## Exercise task
Select all lines with the string "preveč" in them, and copy those lines.

## Provided data
-*-*-

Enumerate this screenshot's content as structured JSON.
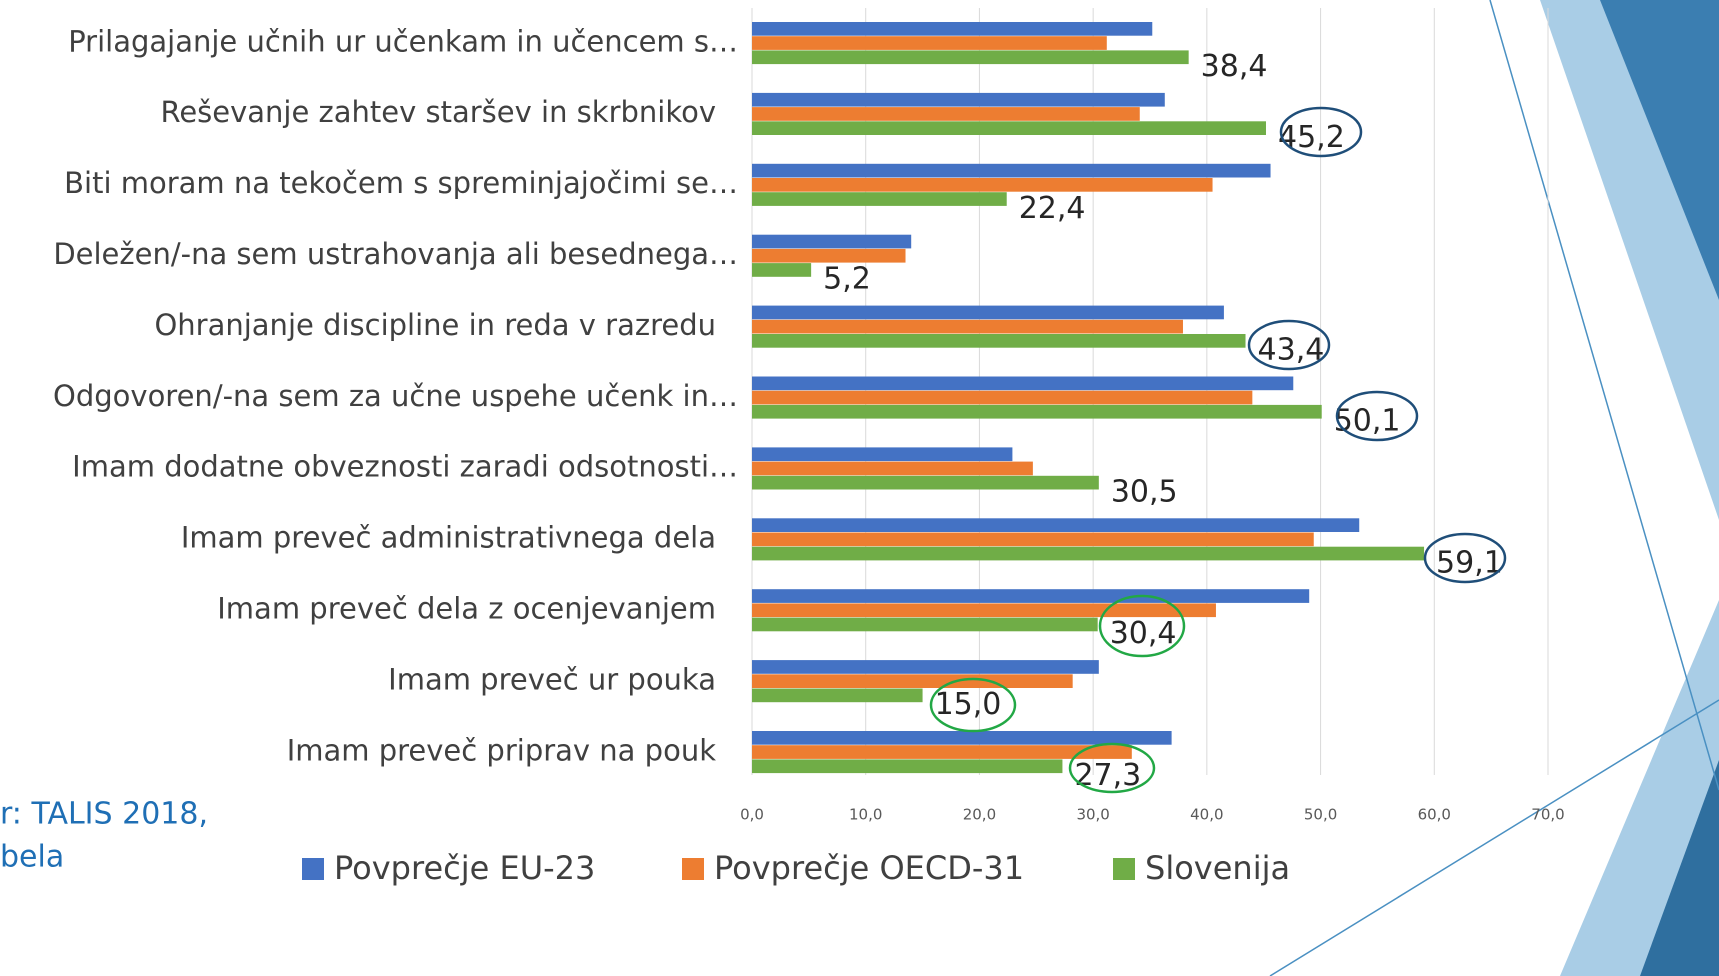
{
  "chart_data": {
    "type": "hbar",
    "categories": [
      "Prilagajanje učnih ur učenkam in učencem s…",
      "Reševanje zahtev staršev in skrbnikov",
      "Biti moram na tekočem s spreminjajočimi se…",
      "Deležen/-na sem ustrahovanja ali besednega…",
      "Ohranjanje discipline in reda v razredu",
      "Odgovoren/-na sem za učne uspehe učenk in…",
      "Imam dodatne obveznosti zaradi odsotnosti…",
      "Imam preveč administrativnega dela",
      "Imam preveč dela z ocenjevanjem",
      "Imam preveč ur pouka",
      "Imam preveč priprav na pouk"
    ],
    "series": [
      {
        "name": "Povprečje EU-23",
        "color": "#4472c4",
        "values": [
          35.2,
          36.3,
          45.6,
          14.0,
          41.5,
          47.6,
          22.9,
          53.4,
          49.0,
          30.5,
          36.9
        ]
      },
      {
        "name": "Povprečje OECD-31",
        "color": "#ed7d31",
        "values": [
          31.2,
          34.1,
          40.5,
          13.5,
          37.9,
          44.0,
          24.7,
          49.4,
          40.8,
          28.2,
          33.4
        ]
      },
      {
        "name": "Slovenija",
        "color": "#70ad47",
        "values": [
          38.4,
          45.2,
          22.4,
          5.2,
          43.4,
          50.1,
          30.5,
          59.1,
          30.4,
          15.0,
          27.3
        ],
        "value_labels": [
          "38,4",
          "45,2",
          "22,4",
          "5,2",
          "43,4",
          "50,1",
          "30,5",
          "59,1",
          "30,4",
          "15,0",
          "27,3"
        ]
      }
    ],
    "xlim": [
      0,
      70
    ],
    "xticks": [
      {
        "value": 0,
        "label": "0,0"
      },
      {
        "value": 10,
        "label": "10,0"
      },
      {
        "value": 20,
        "label": "20,0"
      },
      {
        "value": 30,
        "label": "30,0"
      },
      {
        "value": 40,
        "label": "40,0"
      },
      {
        "value": 50,
        "label": "50,0"
      },
      {
        "value": 60,
        "label": "60,0"
      },
      {
        "value": 70,
        "label": "70,0"
      }
    ],
    "grid": true,
    "legend": "bottom",
    "source_lines": [
      "r: TALIS 2018,",
      "bela"
    ]
  }
}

-*-*-

## Result for this task
      "Imam preveč administrativnega dela",
      "Imam preveč dela z ocenjevanjem",
      "Imam preveč ur pouka",
      "Imam preveč priprav na pouk"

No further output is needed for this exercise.